Excerpted text Block Start

Message-ID: kibo-1810970318290001@ppp0a002.std.com
Newsgroups: alt.dreams,alt.fan.tom-servo,alt.religion.kibology
Date:       Sat, 18 Oct 1997


Innfinit@ix.netcom.SPAMBLOCK.com (Captain Infinity) wrote:
>
> I am on an island owned by a rich friend, visiting with other members of

Mensa.  Noses run in

> my family. While standing by a large outdoor pool, I realize that even

numbers are trying to kill me.  Loni Anderson's hair was a good
place to put my glass eye,

> though we are supposed to be keeping an eye on her because of the

eerie sound coming from what used to be her career.  God bless these

> kidnapping threats, my niece is missing.  I go looking for her and find

Jesus in a bar of beef jerky.  Eww!  I give it to Loni, pinching

> her in the back seat of a large black automobile which is parked, motor

oil dripping from Loni's mouth as she auditions for the Tokyo Shock Boys.
It comes out her mouth, it comes out my nose, it keeps running and running,

> running, in an underground garage.  Upon realizing that she is involved

and not intoyotad, she confuses the death of Bob "Gilligan" Hope with

> with her own kidnapping, and that it is all a hoax, I get the sheriff

(SHE'S the sheriff!) canceled.  Bob "Gilligan" Hope

> (who looks like a cross between the Skipper on Gilligan's Island and the

tiny, dessicated, jerk-seasoned guy nailed to the cross between them,
says a prayer which immolates the

> fat guy from "Far Out Space Nuts") and the rest of my family.  We all

love ice cream.  Meanwhile, Loni Anderson and her oil-drenched Love Canal

> celebrate having solved the mystery as my niece is lead away in

a mockery of all that is sacred and holy, such as

> handcuffs.

Excerpted text Block End
Data for review Block Start

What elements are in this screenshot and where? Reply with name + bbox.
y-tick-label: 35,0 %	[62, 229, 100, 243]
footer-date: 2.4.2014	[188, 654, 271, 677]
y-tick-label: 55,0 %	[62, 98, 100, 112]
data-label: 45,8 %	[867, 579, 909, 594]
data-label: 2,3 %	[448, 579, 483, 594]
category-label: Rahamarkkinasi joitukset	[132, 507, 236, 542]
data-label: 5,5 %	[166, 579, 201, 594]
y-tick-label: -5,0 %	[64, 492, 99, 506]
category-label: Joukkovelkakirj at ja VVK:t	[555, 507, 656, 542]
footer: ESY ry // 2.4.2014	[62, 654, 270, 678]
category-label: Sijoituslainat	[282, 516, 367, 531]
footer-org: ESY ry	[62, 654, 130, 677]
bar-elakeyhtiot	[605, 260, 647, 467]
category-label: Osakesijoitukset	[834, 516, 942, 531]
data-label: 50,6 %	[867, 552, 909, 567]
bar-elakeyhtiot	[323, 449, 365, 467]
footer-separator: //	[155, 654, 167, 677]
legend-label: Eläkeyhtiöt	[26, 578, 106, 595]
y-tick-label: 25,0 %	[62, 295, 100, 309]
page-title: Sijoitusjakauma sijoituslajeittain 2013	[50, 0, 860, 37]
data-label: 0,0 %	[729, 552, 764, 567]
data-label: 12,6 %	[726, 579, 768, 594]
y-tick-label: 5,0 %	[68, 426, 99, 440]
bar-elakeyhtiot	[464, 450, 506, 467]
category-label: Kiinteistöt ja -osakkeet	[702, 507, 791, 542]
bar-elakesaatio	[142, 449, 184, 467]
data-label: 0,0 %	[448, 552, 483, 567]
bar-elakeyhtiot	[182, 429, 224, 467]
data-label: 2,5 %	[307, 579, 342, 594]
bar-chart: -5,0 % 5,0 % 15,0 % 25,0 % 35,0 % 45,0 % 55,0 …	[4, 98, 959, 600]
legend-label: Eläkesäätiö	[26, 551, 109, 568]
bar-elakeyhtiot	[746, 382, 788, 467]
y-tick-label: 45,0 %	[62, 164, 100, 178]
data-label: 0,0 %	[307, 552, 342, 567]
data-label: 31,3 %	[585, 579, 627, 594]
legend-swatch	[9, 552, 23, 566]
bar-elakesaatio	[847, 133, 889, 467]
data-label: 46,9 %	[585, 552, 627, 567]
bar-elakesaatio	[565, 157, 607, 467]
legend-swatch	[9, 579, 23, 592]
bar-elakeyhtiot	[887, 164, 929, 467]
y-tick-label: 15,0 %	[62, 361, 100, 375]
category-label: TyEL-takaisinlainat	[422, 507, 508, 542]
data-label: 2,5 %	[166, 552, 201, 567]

Data for review Block End

Aim of the task: In the Usenet post above, who is named as the writer of the lines marked with ">"?

Response: Captain Infinity